How do you pronounce it then?

I loved it when the Swedish police inspector (or whatever she might have been) drove the police car with no hands on the steering wheel. (I’ve come across taxi drivers like that, too.) That’s only because I wasn’t in the car at the time. John Harvey was, I think. The BBC4 programme Who is Kurt Wallander, presented by John, was nicely put together.

Although, when I finally get someone who can say Wallander properly (did he have help?), he then goes and says Mankell with the stress on the second syllable, instead. Grrr… And there were so many Yshtads I nearly strangled someone. It’s Ystad. S. Not sh. And the Resident IT Consultant puzzled greatly over the Chinese sounding name of Jan Guillou, until the penny dropped. Sjöwall & Wahlöö is not easy either. We do it on purpose, to trip foreigners up. The difficult names, I mean. But Ystad isn’t difficult.

- Written request A
In the blog post about pronouncing Swedish names, which sound should be used in "Ystad" in place of "sh"?
- Written request B
Write what comes next in the blog post about pronouncing Swedish names, starting after its final sentence.

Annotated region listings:
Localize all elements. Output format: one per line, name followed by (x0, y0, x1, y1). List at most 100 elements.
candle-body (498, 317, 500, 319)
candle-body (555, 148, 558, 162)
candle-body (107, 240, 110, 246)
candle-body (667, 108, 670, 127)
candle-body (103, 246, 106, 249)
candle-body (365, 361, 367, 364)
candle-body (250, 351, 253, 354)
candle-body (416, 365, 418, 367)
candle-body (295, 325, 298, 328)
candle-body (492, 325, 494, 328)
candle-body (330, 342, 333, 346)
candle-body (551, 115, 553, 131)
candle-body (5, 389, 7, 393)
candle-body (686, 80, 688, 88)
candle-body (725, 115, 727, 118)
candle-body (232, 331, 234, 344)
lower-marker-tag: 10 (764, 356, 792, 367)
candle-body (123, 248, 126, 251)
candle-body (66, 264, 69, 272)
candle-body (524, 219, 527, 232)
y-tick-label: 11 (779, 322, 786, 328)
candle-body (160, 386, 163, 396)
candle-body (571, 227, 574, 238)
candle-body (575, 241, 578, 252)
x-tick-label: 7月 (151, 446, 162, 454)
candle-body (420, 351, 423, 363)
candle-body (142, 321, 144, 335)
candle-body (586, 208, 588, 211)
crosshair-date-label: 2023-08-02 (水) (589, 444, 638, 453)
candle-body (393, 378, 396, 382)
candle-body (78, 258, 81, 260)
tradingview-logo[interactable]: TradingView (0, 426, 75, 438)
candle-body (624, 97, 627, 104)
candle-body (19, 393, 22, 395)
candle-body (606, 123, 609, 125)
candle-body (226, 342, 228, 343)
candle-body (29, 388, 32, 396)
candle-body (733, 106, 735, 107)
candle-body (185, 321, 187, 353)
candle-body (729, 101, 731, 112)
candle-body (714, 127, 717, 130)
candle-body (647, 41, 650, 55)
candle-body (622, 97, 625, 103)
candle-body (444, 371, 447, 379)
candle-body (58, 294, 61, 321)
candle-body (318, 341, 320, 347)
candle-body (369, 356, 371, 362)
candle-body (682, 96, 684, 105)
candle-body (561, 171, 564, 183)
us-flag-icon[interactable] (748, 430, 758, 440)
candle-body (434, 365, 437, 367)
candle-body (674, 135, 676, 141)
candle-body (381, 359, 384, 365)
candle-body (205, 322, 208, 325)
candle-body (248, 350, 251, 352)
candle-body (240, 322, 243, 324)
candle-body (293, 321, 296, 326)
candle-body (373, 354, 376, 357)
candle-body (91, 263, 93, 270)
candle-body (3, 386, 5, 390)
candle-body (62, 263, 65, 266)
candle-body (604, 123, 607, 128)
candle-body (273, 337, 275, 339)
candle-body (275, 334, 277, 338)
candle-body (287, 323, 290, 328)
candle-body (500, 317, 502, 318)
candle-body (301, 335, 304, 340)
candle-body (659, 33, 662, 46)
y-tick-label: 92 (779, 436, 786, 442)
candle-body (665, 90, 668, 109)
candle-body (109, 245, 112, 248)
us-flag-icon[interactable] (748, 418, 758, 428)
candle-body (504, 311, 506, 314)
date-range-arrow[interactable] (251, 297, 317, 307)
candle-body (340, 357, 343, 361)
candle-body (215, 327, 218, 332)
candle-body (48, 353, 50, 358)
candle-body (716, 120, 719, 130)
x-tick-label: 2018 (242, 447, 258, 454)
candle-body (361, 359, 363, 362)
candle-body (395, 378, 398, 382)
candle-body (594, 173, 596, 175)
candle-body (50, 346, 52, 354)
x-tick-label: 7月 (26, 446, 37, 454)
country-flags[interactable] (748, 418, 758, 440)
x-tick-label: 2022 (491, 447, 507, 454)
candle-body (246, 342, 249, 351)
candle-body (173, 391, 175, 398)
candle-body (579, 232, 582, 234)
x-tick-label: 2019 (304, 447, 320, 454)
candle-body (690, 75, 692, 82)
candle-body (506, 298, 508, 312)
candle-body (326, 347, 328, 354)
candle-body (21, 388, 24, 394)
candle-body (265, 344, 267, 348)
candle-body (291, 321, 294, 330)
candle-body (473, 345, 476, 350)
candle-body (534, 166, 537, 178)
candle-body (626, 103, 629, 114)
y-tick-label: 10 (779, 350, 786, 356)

- Written reply A
An S sound, not sh.

- Written reply B
Like the BBC Wallander , this was a good programme, with just about the right amount of the right information. I didn’t know that Mankell lives near Gothenburg. That could account for him popping up at the Gothenburg book fair every year. I did know that he lived in the same town as I did, as a teenager. But that’s Borås, stress on second syllable, and not Boris, however nice he may be. (I know it’s not easy, but you can ask, can’t you? The Resident IT Consultant can even say korv [sausage] with a south Swedish accent, and that’s more than my own cousins can manage, even after years of trying.)

One of my excellent crime blogger colleagues had a nice piece on Who Is Kurt Wallander last week, featuring puzzling sausages. As a vegetarian I prefer not to speculate.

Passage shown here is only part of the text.